• **EXTRACTED ENTRIES**:
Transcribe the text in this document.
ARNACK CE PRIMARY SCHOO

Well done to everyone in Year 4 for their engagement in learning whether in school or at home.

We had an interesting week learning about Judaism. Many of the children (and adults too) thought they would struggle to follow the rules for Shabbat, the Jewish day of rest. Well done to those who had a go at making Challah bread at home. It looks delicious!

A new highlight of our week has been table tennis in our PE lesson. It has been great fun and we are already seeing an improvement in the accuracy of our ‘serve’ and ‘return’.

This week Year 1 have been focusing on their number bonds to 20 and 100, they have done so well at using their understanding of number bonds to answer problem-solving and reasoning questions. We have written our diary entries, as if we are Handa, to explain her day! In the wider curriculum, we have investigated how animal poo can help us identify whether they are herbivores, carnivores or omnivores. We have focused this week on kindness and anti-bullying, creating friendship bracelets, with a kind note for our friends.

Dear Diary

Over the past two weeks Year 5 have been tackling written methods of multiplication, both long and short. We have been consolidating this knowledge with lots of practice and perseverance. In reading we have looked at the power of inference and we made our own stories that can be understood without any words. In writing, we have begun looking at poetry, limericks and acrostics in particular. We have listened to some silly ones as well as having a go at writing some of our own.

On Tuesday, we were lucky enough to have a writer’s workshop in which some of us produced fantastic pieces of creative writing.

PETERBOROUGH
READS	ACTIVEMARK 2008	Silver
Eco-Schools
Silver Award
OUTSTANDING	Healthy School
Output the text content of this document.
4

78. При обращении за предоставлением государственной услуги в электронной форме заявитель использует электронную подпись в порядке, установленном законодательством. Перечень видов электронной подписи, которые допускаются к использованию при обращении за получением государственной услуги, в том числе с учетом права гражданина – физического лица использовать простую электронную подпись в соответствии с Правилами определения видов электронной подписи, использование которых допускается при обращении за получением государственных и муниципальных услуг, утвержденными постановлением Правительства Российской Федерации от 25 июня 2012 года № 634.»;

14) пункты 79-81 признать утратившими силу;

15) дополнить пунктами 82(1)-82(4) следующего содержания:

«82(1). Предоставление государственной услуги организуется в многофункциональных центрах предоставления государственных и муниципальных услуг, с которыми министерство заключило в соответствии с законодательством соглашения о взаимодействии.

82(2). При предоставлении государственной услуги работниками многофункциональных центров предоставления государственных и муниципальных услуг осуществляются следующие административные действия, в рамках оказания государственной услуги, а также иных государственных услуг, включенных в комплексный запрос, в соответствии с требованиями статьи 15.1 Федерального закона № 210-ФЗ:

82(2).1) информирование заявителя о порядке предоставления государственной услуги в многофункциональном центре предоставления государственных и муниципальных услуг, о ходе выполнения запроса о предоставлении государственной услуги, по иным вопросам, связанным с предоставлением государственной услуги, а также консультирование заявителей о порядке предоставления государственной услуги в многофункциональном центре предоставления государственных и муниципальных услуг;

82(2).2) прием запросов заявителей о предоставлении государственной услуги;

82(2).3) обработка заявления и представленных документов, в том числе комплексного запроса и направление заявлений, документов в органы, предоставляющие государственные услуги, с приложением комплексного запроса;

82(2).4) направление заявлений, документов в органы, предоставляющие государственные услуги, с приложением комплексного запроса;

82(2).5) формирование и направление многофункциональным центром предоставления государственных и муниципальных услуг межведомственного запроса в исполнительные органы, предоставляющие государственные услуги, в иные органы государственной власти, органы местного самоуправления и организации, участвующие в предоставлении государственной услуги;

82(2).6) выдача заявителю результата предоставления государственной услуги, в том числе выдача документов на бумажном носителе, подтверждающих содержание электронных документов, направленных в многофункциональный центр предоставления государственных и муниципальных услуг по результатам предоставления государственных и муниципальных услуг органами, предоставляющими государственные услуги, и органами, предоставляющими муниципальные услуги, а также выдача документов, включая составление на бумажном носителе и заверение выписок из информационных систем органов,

• **TASK BRIEF**:
Word for word, restate all of the data shown above.

• **COMPLETED TASK**:
Transcribe the text in this document.
ARNACK CE PRIMARY SCHOO

Well done to everyone in Year 4 for their engagement in learning whether in school or at home.

We had an interesting week learning about Judaism. Many of the children (and adults too) thought they would struggle to follow the rules for Shabbat, the Jewish day of rest. Well done to those who had a go at making Challah bread at home. It looks delicious!

A new highlight of our week has been table tennis in our PE lesson. It has been great fun and we are already seeing an improvement in the accuracy of our ‘serve’ and ‘return’.

This week Year 1 have been focusing on their number bonds to 20 and 100, they have done so well at using their understanding of number bonds to answer problem-solving and reasoning questions. We have written our diary entries, as if we are Handa, to explain her day! In the wider curriculum, we have investigated how animal poo can help us identify whether they are herbivores, carnivores or omnivores. We have focused this week on kindness and anti-bullying, creating friendship bracelets, with a kind note for our friends.

Dear Diary

Over the past two weeks Year 5 have been tackling written methods of multiplication, both long and short. We have been consolidating this knowledge with lots of practice and perseverance. In reading we have looked at the power of inference and we made our own stories that can be understood without any words. In writing, we have begun looking at poetry, limericks and acrostics in particular. We have listened to some silly ones as well as having a go at writing some of our own.

On Tuesday, we were lucky enough to have a writer’s workshop in which some of us produced fantastic pieces of creative writing.

PETERBOROUGH
READS	ACTIVEMARK 2008	Silver
Eco-Schools
Silver Award
OUTSTANDING	Healthy School
Output the text content of this document.
4

78. При обращении за предоставлением государственной услуги в электронной форме заявитель использует электронную подпись в порядке, установленном законодательством. Перечень видов электронной подписи, которые допускаются к использованию при обращении за получением государственной услуги, в том числе с учетом права гражданина – физического лица использовать простую электронную подпись в соответствии с Правилами определения видов электронной подписи, использование которых допускается при обращении за получением государственных и муниципальных услуг, утвержденными постановлением Правительства Российской Федерации от 25 июня 2012 года № 634.»;

14) пункты 79-81 признать утратившими силу;

15) дополнить пунктами 82(1)-82(4) следующего содержания:

«82(1). Предоставление государственной услуги организуется в многофункциональных центрах предоставления государственных и муниципальных услуг, с которыми министерство заключило в соответствии с законодательством соглашения о взаимодействии.

82(2). При предоставлении государственной услуги работниками многофункциональных центров предоставления государственных и муниципальных услуг осуществляются следующие административные действия, в рамках оказания государственной услуги, а также иных государственных услуг, включенных в комплексный запрос, в соответствии с требованиями статьи 15.1 Федерального закона № 210-ФЗ:

82(2).1) информирование заявителя о порядке предоставления государственной услуги в многофункциональном центре предоставления государственных и муниципальных услуг, о ходе выполнения запроса о предоставлении государственной услуги, по иным вопросам, связанным с предоставлением государственной услуги, а также консультирование заявителей о порядке предоставления государственной услуги в многофункциональном центре предоставления государственных и муниципальных услуг;

82(2).2) прием запросов заявителей о предоставлении государственной услуги;

82(2).3) обработка заявления и представленных документов, в том числе комплексного запроса и направление заявлений, документов в органы, предоставляющие государственные услуги, с приложением комплексного запроса;

82(2).4) направление заявлений, документов в органы, предоставляющие государственные услуги, с приложением комплексного запроса;

82(2).5) формирование и направление многофункциональным центром предоставления государственных и муниципальных услуг межведомственного запроса в исполнительные органы, предоставляющие государственные услуги, в иные органы государственной власти, органы местного самоуправления и организации, участвующие в предоставлении государственной услуги;

82(2).6) выдача заявителю результата предоставления государственной услуги, в том числе выдача документов на бумажном носителе, подтверждающих содержание электронных документов, направленных в многофункциональный центр предоставления государственных и муниципальных услуг по результатам предоставления государственных и муниципальных услуг органами, предоставляющими государственные услуги, и органами, предоставляющими муниципальные услуги, а также выдача документов, включая составление на бумажном носителе и заверение выписок из информационных систем органов,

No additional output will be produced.